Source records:

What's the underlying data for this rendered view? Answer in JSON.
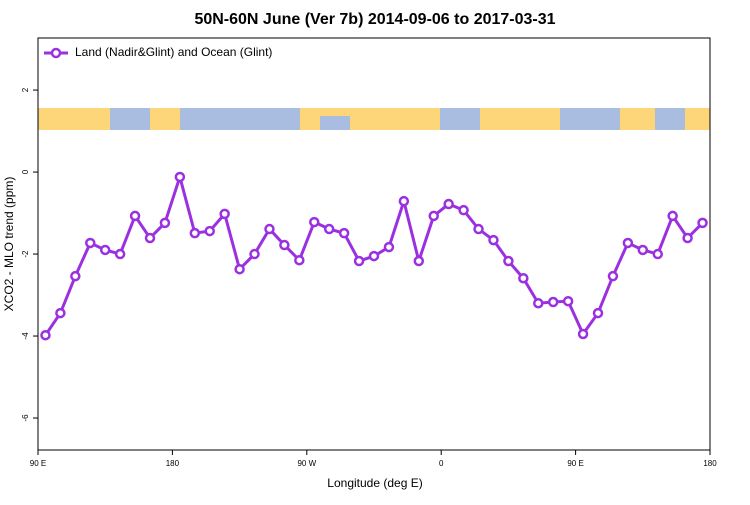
{
  "chart_data": {
    "type": "line",
    "title": "50N-60N June (Ver 7b)   2014-09-06 to 2017-03-31",
    "x_label": "Longitude (deg E)",
    "y_label": "XCO2 - MLO trend (ppm)",
    "x": [
      95,
      105,
      115,
      125,
      135,
      145,
      155,
      165,
      175,
      185,
      195,
      205,
      215,
      225,
      235,
      245,
      255,
      265,
      275,
      285,
      295,
      305,
      315,
      325,
      335,
      345,
      355,
      365,
      375,
      385,
      395,
      405,
      415,
      425,
      435,
      445,
      455,
      465,
      475,
      485,
      495,
      505,
      515,
      525,
      535
    ],
    "series": [
      {
        "name": "Land (Nadir&Glint) and Ocean (Glint)",
        "color": "#9b30e0",
        "values": [
          -3.98,
          -3.44,
          -2.54,
          -1.73,
          -1.9,
          -2.0,
          -1.07,
          -1.61,
          -1.24,
          -0.12,
          -1.49,
          -1.44,
          -1.02,
          -2.37,
          -2.0,
          -1.39,
          -1.78,
          -2.15,
          -1.22,
          -1.39,
          -1.49,
          -2.17,
          -2.05,
          -1.83,
          -0.71,
          -2.17,
          -1.07,
          -0.78,
          -0.93,
          -1.39,
          -1.66,
          -2.17,
          -2.59,
          -3.2,
          -3.17,
          -3.15,
          -3.95,
          -3.44,
          -2.54,
          -1.73,
          -1.9,
          -2.0,
          -1.07,
          -1.61,
          -1.24
        ]
      }
    ],
    "xlim": [
      90,
      540
    ],
    "xticks": [
      {
        "value": 90,
        "label": "90 E"
      },
      180,
      {
        "value": 270,
        "label": "90 W"
      },
      {
        "value": 360,
        "label": "0"
      },
      {
        "value": 450,
        "label": "90 E"
      },
      {
        "value": 540,
        "label": "180"
      }
    ],
    "ylim": [
      -6.78,
      3.27
    ],
    "yticks": [
      -6,
      -4,
      -2,
      0,
      2
    ],
    "legend": "top-left"
  }
}
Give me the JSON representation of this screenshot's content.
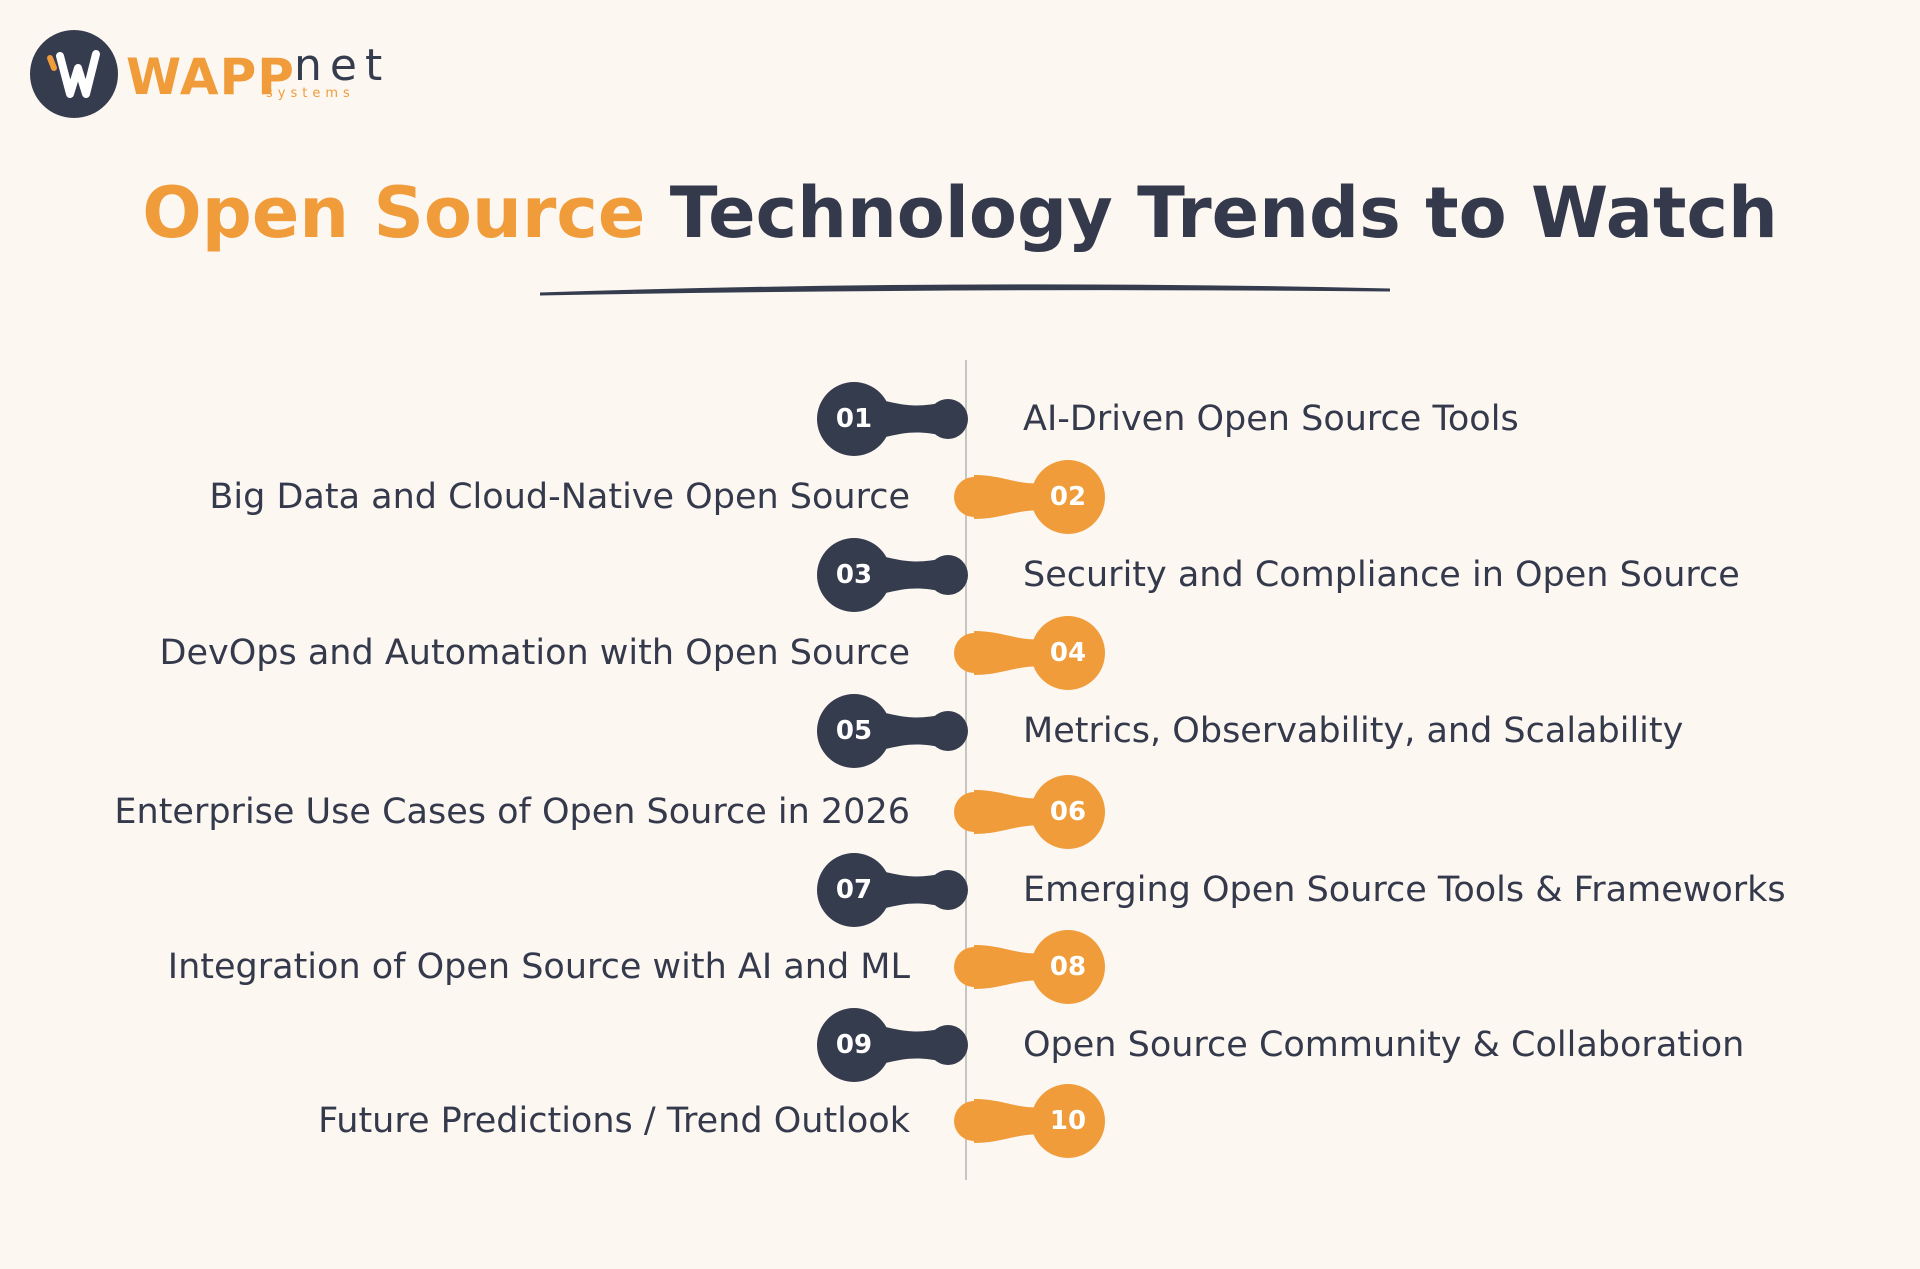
{
  "brand": {
    "name_primary": "WAPP",
    "name_secondary": "net",
    "tagline": "systems",
    "logo_icon": "wapp-w-logo-icon"
  },
  "title": {
    "accent": "Open Source",
    "rest": "Technology Trends to Watch"
  },
  "colors": {
    "background": "#fdf7f2",
    "dark": "#353c4e",
    "accent": "#f09c3a",
    "axis": "#c8c6c4"
  },
  "trends": [
    {
      "number": "01",
      "label": "AI-Driven Open Source Tools",
      "side": "right",
      "color": "dark"
    },
    {
      "number": "02",
      "label": "Big Data and Cloud-Native Open Source",
      "side": "left",
      "color": "accent"
    },
    {
      "number": "03",
      "label": "Security and Compliance in Open Source",
      "side": "right",
      "color": "dark"
    },
    {
      "number": "04",
      "label": "DevOps and Automation with Open Source",
      "side": "left",
      "color": "accent"
    },
    {
      "number": "05",
      "label": "Metrics, Observability, and Scalability",
      "side": "right",
      "color": "dark"
    },
    {
      "number": "06",
      "label": "Enterprise Use Cases of Open Source in 2026",
      "side": "left",
      "color": "accent"
    },
    {
      "number": "07",
      "label": "Emerging Open Source Tools & Frameworks",
      "side": "right",
      "color": "dark"
    },
    {
      "number": "08",
      "label": "Integration of Open Source with AI and ML",
      "side": "left",
      "color": "accent"
    },
    {
      "number": "09",
      "label": "Open Source Community & Collaboration",
      "side": "right",
      "color": "dark"
    },
    {
      "number": "10",
      "label": "Future Predictions / Trend Outlook",
      "side": "left",
      "color": "accent"
    }
  ]
}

• WHAT YOU SHOULD DO: A single figure is required: the number of lines above in which the word "this" occurs.

• EXERCISE OUTPUT: 2